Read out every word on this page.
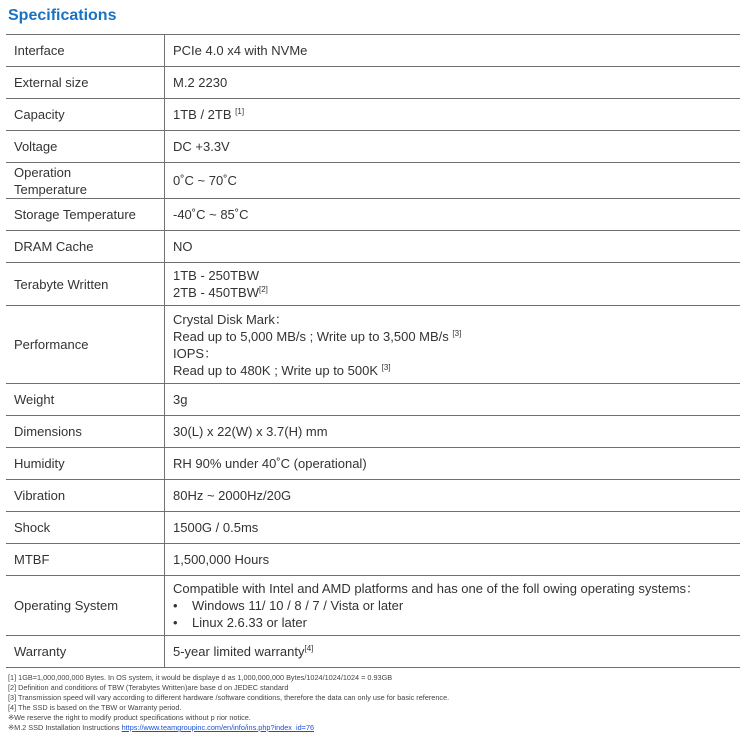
Specifications
Interface	PCIe 4.0 x4 with NVMe
External size	M.2 2230
Capacity	1TB / 2TB [1]
Voltage	DC +3.3V

Operation
Temperature	0˚C ~ 70˚C
Storage Temperature	-40˚C ~ 85˚C
DRAM Cache	NO
Terabyte Written	1TB - 250TBW
2TB - 450TBW[2]

Performance	Crystal Disk Mark：
Read up to 5,000 MB/s ; Write up to 3,500 MB/s [3]
IOPS：
Read up to 480K ; Write up to 500K [3]

Weight	3g
Dimensions	30(L) x 22(W) x 3.7(H) mm
Humidity	RH 90% under 40˚C (operational)
Vibration	80Hz ~ 2000Hz/20G
Shock	1500G / 0.5ms
MTBF	1,500,000 Hours
Operating System	Compatible with Intel and AMD platforms and has one of the foll owing operating systems：
• Windows 11/ 10 / 8 / 7 / Vista or later
• Linux 2.6.33 or later

Warranty	5-year limited warranty[4]
[1] 1GB=1,000,000,000 Bytes. In OS system, it would be displaye d as 1,000,000,000 Bytes/1024/1024/1024 = 0.93GB
[2] Definition and conditions of TBW (Terabytes Written)are base d on JEDEC standard
[3] Transmission speed will vary according to different hardware /software conditions, therefore the data can only use for basic reference.
[4] The SSD is based on the TBW or Warranty period.
※We reserve the right to modify product specifications without p rior notice.
※M.2 SSD Installation Instructions https://www.teamgroupinc.com/en/info/ins.php?index_id=76
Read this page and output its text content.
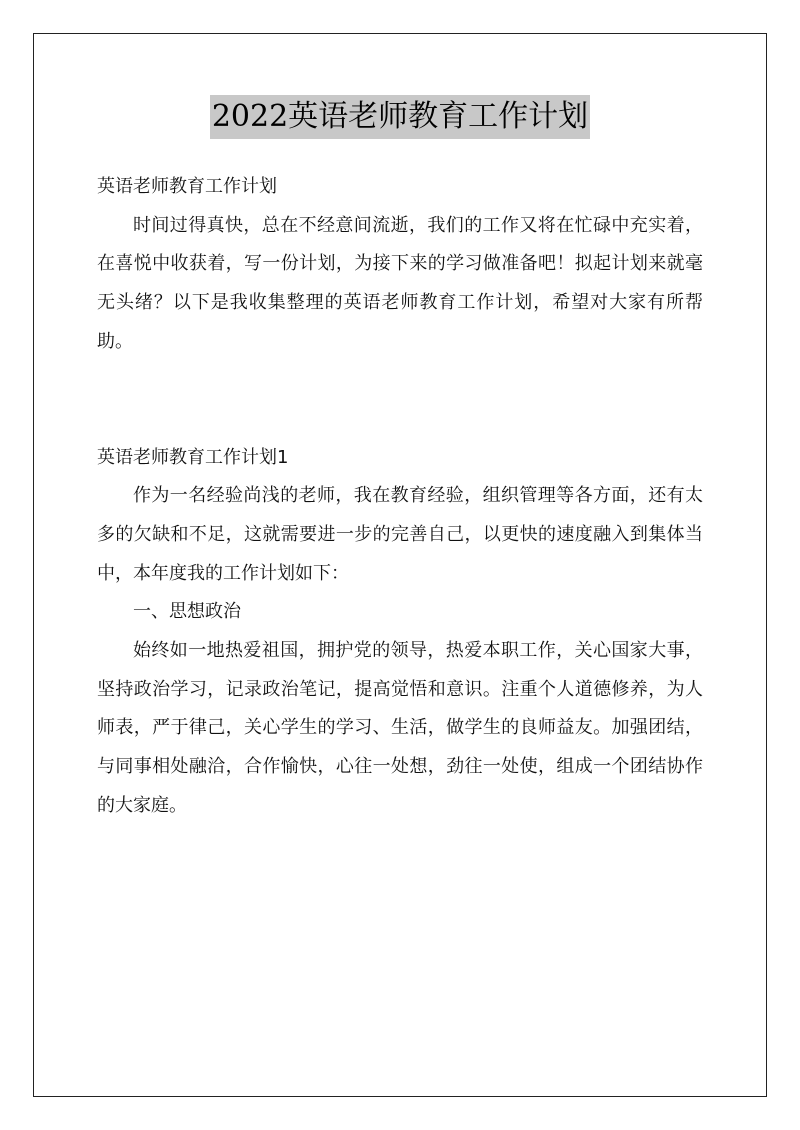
2022英语老师教育工作计划

英语老师教育工作计划

时间过得真快，总在不经意间流逝，我们的工作又将在忙碌中充实着，在喜悦中收获着，写一份计划，为接下来的学习做准备吧！拟起计划来就毫无头绪？以下是我收集整理的英语老师教育工作计划，希望对大家有所帮助。

英语老师教育工作计划1

作为一名经验尚浅的老师，我在教育经验，组织管理等各方面，还有太多的欠缺和不足，这就需要进一步的完善自己，以更快的速度融入到集体当中，本年度我的工作计划如下：

一、思想政治

始终如一地热爱祖国，拥护党的领导，热爱本职工作，关心国家大事，坚持政治学习，记录政治笔记，提高觉悟和意识。注重个人道德修养，为人师表，严于律己，关心学生的学习、生活，做学生的良师益友。加强团结，与同事相处融洽，合作愉快，心往一处想，劲往一处使，组成一个团结协作的大家庭。
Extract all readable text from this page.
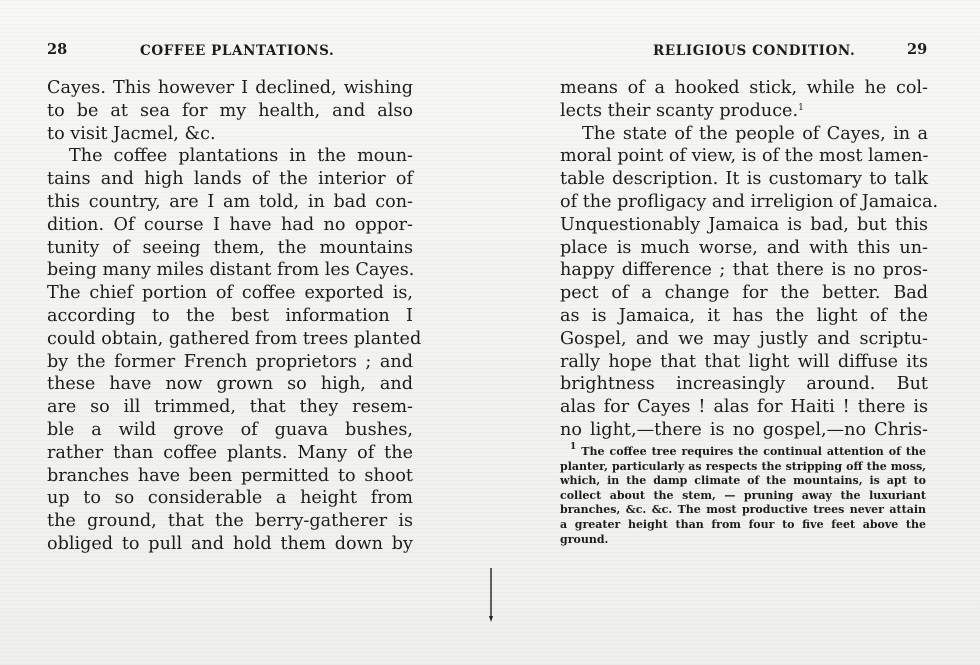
28	COFFEE PLANTATIONS.
Cayes. This however I declined, wishing
to be at sea for my health, and also
to visit Jacmel, &c.
The coffee plantations in the moun-
tains and high lands of the interior of
this country, are I am told, in bad con-
dition. Of course I have had no oppor-
tunity of seeing them, the mountains
being many miles distant from les Cayes.
The chief portion of coffee exported is,
according to the best information I
could obtain, gathered from trees planted
by the former French proprietors ; and
these have now grown so high, and
are so ill trimmed, that they resem-
ble a wild grove of guava bushes,
rather than coffee plants. Many of the
branches have been permitted to shoot
up to so considerable a height from
the ground, that the berry-gatherer is
obliged to pull and hold them down by
RELIGIOUS CONDITION.	29
means of a hooked stick, while he col-
lects their scanty produce.$^1$
The state of the people of Cayes, in a
moral point of view, is of the most lamen-
table description. It is customary to talk
of the profligacy and irreligion of Jamaica.
Unquestionably Jamaica is bad, but this
place is much worse, and with this un-
happy difference ; that there is no pros-
pect of a change for the better. Bad
as is Jamaica, it has the light of the
Gospel, and we may justly and scriptu-
rally hope that that light will diffuse its
brightness increasingly around. But
alas for Cayes ! alas for Haiti ! there is
no light,—there is no gospel,—no Chris-
$^1$ The coffee tree requires the continual attention of the
planter, particularly as respects the stripping off the moss,
which, in the damp climate of the mountains, is apt to
collect about the stem, — pruning away the luxuriant
branches, &c. &c. The most productive trees never attain
a greater height than from four to five feet above the
ground.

- - - - - - -

Task: Your task is to transcribe all of the records precisely, with no images included.

Output for this task:
Read out every word on this page.
Specifications
Interface	PCIe 4.0 x4 with NVMe
External size	M.2 2230
Capacity	1TB / 2TB [1]
Voltage	DC +3.3V

Operation
Temperature	0˚C ~ 70˚C
Storage Temperature	-40˚C ~ 85˚C
DRAM Cache	NO
Terabyte Written	1TB - 250TBW
2TB - 450TBW[2]

Performance	Crystal Disk Mark：
Read up to 5,000 MB/s ; Write up to 3,500 MB/s [3]
IOPS：
Read up to 480K ; Write up to 500K [3]

Weight	3g
Dimensions	30(L) x 22(W) x 3.7(H) mm
Humidity	RH 90% under 40˚C (operational)
Vibration	80Hz ~ 2000Hz/20G
Shock	1500G / 0.5ms
MTBF	1,500,000 Hours
Operating System	Compatible with Intel and AMD platforms and has one of the foll owing operating systems：
• Windows 11/ 10 / 8 / 7 / Vista or later
• Linux 2.6.33 or later

Warranty	5-year limited warranty[4]
[1] 1GB=1,000,000,000 Bytes. In OS system, it would be displaye d as 1,000,000,000 Bytes/1024/1024/1024 = 0.93GB
[2] Definition and conditions of TBW (Terabytes Written)are base d on JEDEC standard
[3] Transmission speed will vary according to different hardware /software conditions, therefore the data can only use for basic reference.
[4] The SSD is based on the TBW or Warranty period.
※We reserve the right to modify product specifications without p rior notice.
※M.2 SSD Installation Instructions https://www.teamgroupinc.com/en/info/ins.php?index_id=76
Read this page and output its text content.
2022英语老师教育工作计划

英语老师教育工作计划

时间过得真快，总在不经意间流逝，我们的工作又将在忙碌中充实着，在喜悦中收获着，写一份计划，为接下来的学习做准备吧！拟起计划来就毫无头绪？以下是我收集整理的英语老师教育工作计划，希望对大家有所帮助。

英语老师教育工作计划1

作为一名经验尚浅的老师，我在教育经验，组织管理等各方面，还有太多的欠缺和不足，这就需要进一步的完善自己，以更快的速度融入到集体当中，本年度我的工作计划如下：

一、思想政治

始终如一地热爱祖国，拥护党的领导，热爱本职工作，关心国家大事，坚持政治学习，记录政治笔记，提高觉悟和意识。注重个人道德修养，为人师表，严于律己，关心学生的学习、生活，做学生的良师益友。加强团结，与同事相处融洽，合作愉快，心往一处想，劲往一处使，组成一个团结协作的大家庭。
Extract all readable text from this page.
28	COFFEE PLANTATIONS.
Cayes. This however I declined, wishing
to be at sea for my health, and also
to visit Jacmel, &c.
The coffee plantations in the moun-
tains and high lands of the interior of
this country, are I am told, in bad con-
dition. Of course I have had no oppor-
tunity of seeing them, the mountains
being many miles distant from les Cayes.
The chief portion of coffee exported is,
according to the best information I
could obtain, gathered from trees planted
by the former French proprietors ; and
these have now grown so high, and
are so ill trimmed, that they resem-
ble a wild grove of guava bushes,
rather than coffee plants. Many of the
branches have been permitted to shoot
up to so considerable a height from
the ground, that the berry-gatherer is
obliged to pull and hold them down by
RELIGIOUS CONDITION.	29
means of a hooked stick, while he col-
lects their scanty produce.$^1$
The state of the people of Cayes, in a
moral point of view, is of the most lamen-
table description. It is customary to talk
of the profligacy and irreligion of Jamaica.
Unquestionably Jamaica is bad, but this
place is much worse, and with this un-
happy difference ; that there is no pros-
pect of a change for the better. Bad
as is Jamaica, it has the light of the
Gospel, and we may justly and scriptu-
rally hope that that light will diffuse its
brightness increasingly around. But
alas for Cayes ! alas for Haiti ! there is
no light,—there is no gospel,—no Chris-
$^1$ The coffee tree requires the continual attention of the
planter, particularly as respects the stripping off the moss,
which, in the damp climate of the mountains, is apt to
collect about the stem, — pruning away the luxuriant
branches, &c. &c. The most productive trees never attain
a greater height than from four to five feet above the
ground.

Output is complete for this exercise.